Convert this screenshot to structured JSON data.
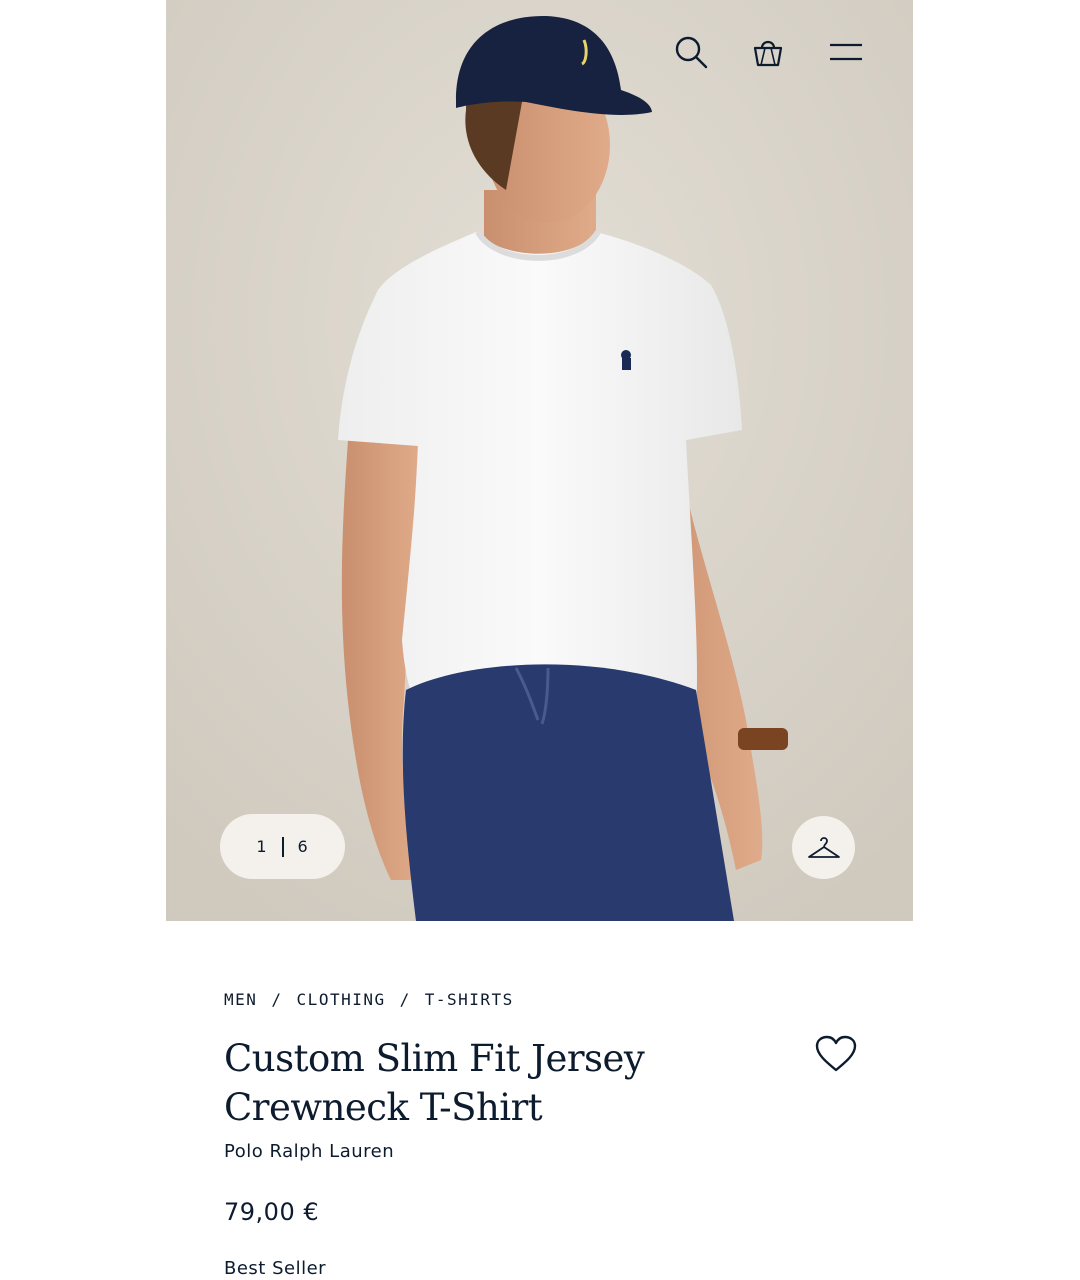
{
  "header": {
    "icons": [
      "search-icon",
      "shopping-bag-icon",
      "menu-icon"
    ]
  },
  "gallery": {
    "current_image": "1",
    "total_images": "6",
    "hanger_button_icon": "hanger-icon"
  },
  "breadcrumb": {
    "items": [
      "MEN",
      "CLOTHING",
      "T-SHIRTS"
    ],
    "separator": "/"
  },
  "product": {
    "title": "Custom Slim Fit Jersey Crewneck T-Shirt",
    "brand": "Polo Ralph Lauren",
    "price": "79,00 €",
    "badge": "Best Seller",
    "wishlist_icon": "heart-icon"
  },
  "colors": {
    "ink": "#0d1b2e",
    "backdrop": "#d9d4ca",
    "pill": "#f4f1ec",
    "cap": "#16223f",
    "shorts": "#283a6e"
  }
}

※ ※ ※

• **What to do**: Restate the data above word for word. Do not include the images.

• **Exercise output**:
Convert this screenshot to structured JSON data.
{
  "header": {
    "icons": [
      "search-icon",
      "shopping-bag-icon",
      "menu-icon"
    ]
  },
  "gallery": {
    "current_image": "1",
    "total_images": "6",
    "hanger_button_icon": "hanger-icon"
  },
  "breadcrumb": {
    "items": [
      "MEN",
      "CLOTHING",
      "T-SHIRTS"
    ],
    "separator": "/"
  },
  "product": {
    "title": "Custom Slim Fit Jersey Crewneck T-Shirt",
    "brand": "Polo Ralph Lauren",
    "price": "79,00 €",
    "badge": "Best Seller",
    "wishlist_icon": "heart-icon"
  },
  "colors": {
    "ink": "#0d1b2e",
    "backdrop": "#d9d4ca",
    "pill": "#f4f1ec",
    "cap": "#16223f",
    "shorts": "#283a6e"
  }
}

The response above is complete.